-- TASK REQUIREMENTS --
Leave out the pictures and repeat everything else in the records exactly.

Figure record listings:
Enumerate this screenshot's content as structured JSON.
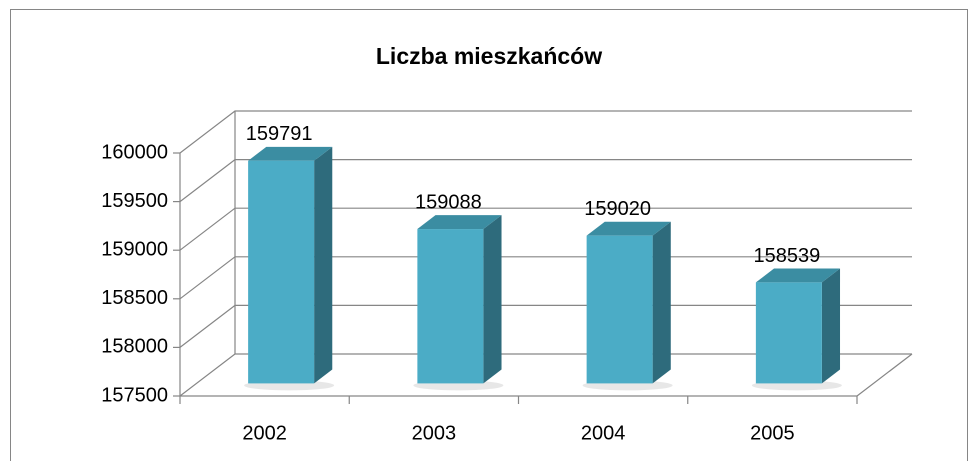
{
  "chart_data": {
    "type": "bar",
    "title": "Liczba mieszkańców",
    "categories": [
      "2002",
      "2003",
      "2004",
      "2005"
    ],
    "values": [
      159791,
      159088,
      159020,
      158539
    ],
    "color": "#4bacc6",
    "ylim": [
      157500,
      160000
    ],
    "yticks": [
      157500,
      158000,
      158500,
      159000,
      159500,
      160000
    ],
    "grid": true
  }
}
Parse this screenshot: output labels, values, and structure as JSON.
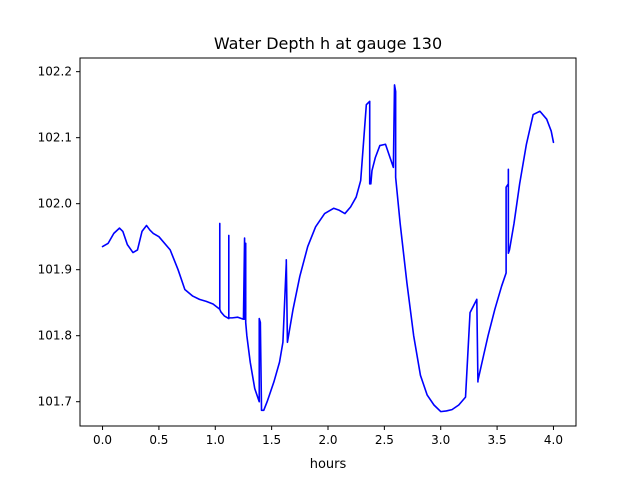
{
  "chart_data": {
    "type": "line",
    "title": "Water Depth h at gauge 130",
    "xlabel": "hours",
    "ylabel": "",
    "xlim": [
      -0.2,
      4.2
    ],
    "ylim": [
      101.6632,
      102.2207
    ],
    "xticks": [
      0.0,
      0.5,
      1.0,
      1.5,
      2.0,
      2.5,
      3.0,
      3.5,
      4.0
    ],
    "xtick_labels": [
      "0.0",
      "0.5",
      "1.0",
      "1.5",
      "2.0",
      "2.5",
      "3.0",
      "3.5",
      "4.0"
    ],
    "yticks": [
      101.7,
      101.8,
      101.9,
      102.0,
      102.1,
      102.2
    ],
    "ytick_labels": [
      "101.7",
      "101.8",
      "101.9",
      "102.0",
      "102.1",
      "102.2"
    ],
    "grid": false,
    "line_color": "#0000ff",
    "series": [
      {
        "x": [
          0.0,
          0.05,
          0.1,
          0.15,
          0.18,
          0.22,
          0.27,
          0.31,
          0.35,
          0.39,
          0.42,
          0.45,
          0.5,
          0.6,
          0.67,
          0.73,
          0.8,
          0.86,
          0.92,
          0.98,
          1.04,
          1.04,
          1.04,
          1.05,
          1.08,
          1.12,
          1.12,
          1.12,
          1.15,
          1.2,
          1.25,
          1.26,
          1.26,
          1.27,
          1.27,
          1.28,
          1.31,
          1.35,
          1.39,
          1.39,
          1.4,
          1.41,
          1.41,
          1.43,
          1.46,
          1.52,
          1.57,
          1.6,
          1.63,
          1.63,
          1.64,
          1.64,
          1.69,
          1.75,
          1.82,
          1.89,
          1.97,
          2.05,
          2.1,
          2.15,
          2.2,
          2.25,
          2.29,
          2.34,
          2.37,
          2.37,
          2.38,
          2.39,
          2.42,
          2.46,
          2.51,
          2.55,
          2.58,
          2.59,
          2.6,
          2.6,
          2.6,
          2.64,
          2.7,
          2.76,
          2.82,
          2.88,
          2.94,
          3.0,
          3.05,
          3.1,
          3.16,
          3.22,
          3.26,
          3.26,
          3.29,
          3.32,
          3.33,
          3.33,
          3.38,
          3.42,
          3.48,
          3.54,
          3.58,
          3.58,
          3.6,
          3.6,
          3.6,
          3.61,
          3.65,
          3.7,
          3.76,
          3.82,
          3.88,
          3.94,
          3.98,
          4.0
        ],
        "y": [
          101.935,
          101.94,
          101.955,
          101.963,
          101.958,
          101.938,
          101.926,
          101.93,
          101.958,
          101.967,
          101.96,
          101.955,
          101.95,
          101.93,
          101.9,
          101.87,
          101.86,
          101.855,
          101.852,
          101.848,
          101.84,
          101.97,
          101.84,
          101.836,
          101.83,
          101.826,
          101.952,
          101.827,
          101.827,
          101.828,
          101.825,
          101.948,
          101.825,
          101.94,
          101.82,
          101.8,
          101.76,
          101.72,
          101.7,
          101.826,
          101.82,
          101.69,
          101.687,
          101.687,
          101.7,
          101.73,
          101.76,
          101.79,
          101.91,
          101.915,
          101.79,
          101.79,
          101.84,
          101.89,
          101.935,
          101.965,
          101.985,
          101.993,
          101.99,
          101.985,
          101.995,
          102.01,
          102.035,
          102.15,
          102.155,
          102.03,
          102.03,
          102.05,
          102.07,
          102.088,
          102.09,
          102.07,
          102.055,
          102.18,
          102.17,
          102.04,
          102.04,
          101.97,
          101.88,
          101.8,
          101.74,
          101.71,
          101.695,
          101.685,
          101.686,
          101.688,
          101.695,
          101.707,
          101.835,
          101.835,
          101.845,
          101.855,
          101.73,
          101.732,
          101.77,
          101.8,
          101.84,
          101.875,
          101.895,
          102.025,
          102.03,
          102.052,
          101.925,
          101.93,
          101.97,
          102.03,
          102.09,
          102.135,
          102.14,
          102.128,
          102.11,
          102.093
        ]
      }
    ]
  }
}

-- CORRECT OUTPUT --
Enumerate this screenshot's content as structured JSON.
{
  "chart_data": {
    "type": "bar",
    "title": "Liczba mieszkańców",
    "categories": [
      "2002",
      "2003",
      "2004",
      "2005"
    ],
    "values": [
      159791,
      159088,
      159020,
      158539
    ],
    "color": "#4bacc6",
    "ylim": [
      157500,
      160000
    ],
    "yticks": [
      157500,
      158000,
      158500,
      159000,
      159500,
      160000
    ],
    "grid": true
  }
}
Parse this screenshot: output labels, values, and structure as JSON.
{
  "chart_data": {
    "type": "line",
    "title": "Water Depth h at gauge 130",
    "xlabel": "hours",
    "ylabel": "",
    "xlim": [
      -0.2,
      4.2
    ],
    "ylim": [
      101.6632,
      102.2207
    ],
    "xticks": [
      0.0,
      0.5,
      1.0,
      1.5,
      2.0,
      2.5,
      3.0,
      3.5,
      4.0
    ],
    "xtick_labels": [
      "0.0",
      "0.5",
      "1.0",
      "1.5",
      "2.0",
      "2.5",
      "3.0",
      "3.5",
      "4.0"
    ],
    "yticks": [
      101.7,
      101.8,
      101.9,
      102.0,
      102.1,
      102.2
    ],
    "ytick_labels": [
      "101.7",
      "101.8",
      "101.9",
      "102.0",
      "102.1",
      "102.2"
    ],
    "grid": false,
    "line_color": "#0000ff",
    "series": [
      {
        "x": [
          0.0,
          0.05,
          0.1,
          0.15,
          0.18,
          0.22,
          0.27,
          0.31,
          0.35,
          0.39,
          0.42,
          0.45,
          0.5,
          0.6,
          0.67,
          0.73,
          0.8,
          0.86,
          0.92,
          0.98,
          1.04,
          1.04,
          1.04,
          1.05,
          1.08,
          1.12,
          1.12,
          1.12,
          1.15,
          1.2,
          1.25,
          1.26,
          1.26,
          1.27,
          1.27,
          1.28,
          1.31,
          1.35,
          1.39,
          1.39,
          1.4,
          1.41,
          1.41,
          1.43,
          1.46,
          1.52,
          1.57,
          1.6,
          1.63,
          1.63,
          1.64,
          1.64,
          1.69,
          1.75,
          1.82,
          1.89,
          1.97,
          2.05,
          2.1,
          2.15,
          2.2,
          2.25,
          2.29,
          2.34,
          2.37,
          2.37,
          2.38,
          2.39,
          2.42,
          2.46,
          2.51,
          2.55,
          2.58,
          2.59,
          2.6,
          2.6,
          2.6,
          2.64,
          2.7,
          2.76,
          2.82,
          2.88,
          2.94,
          3.0,
          3.05,
          3.1,
          3.16,
          3.22,
          3.26,
          3.26,
          3.29,
          3.32,
          3.33,
          3.33,
          3.38,
          3.42,
          3.48,
          3.54,
          3.58,
          3.58,
          3.6,
          3.6,
          3.6,
          3.61,
          3.65,
          3.7,
          3.76,
          3.82,
          3.88,
          3.94,
          3.98,
          4.0
        ],
        "y": [
          101.935,
          101.94,
          101.955,
          101.963,
          101.958,
          101.938,
          101.926,
          101.93,
          101.958,
          101.967,
          101.96,
          101.955,
          101.95,
          101.93,
          101.9,
          101.87,
          101.86,
          101.855,
          101.852,
          101.848,
          101.84,
          101.97,
          101.84,
          101.836,
          101.83,
          101.826,
          101.952,
          101.827,
          101.827,
          101.828,
          101.825,
          101.948,
          101.825,
          101.94,
          101.82,
          101.8,
          101.76,
          101.72,
          101.7,
          101.826,
          101.82,
          101.69,
          101.687,
          101.687,
          101.7,
          101.73,
          101.76,
          101.79,
          101.91,
          101.915,
          101.79,
          101.79,
          101.84,
          101.89,
          101.935,
          101.965,
          101.985,
          101.993,
          101.99,
          101.985,
          101.995,
          102.01,
          102.035,
          102.15,
          102.155,
          102.03,
          102.03,
          102.05,
          102.07,
          102.088,
          102.09,
          102.07,
          102.055,
          102.18,
          102.17,
          102.04,
          102.04,
          101.97,
          101.88,
          101.8,
          101.74,
          101.71,
          101.695,
          101.685,
          101.686,
          101.688,
          101.695,
          101.707,
          101.835,
          101.835,
          101.845,
          101.855,
          101.73,
          101.732,
          101.77,
          101.8,
          101.84,
          101.875,
          101.895,
          102.025,
          102.03,
          102.052,
          101.925,
          101.93,
          101.97,
          102.03,
          102.09,
          102.135,
          102.14,
          102.128,
          102.11,
          102.093
        ]
      }
    ]
  }
}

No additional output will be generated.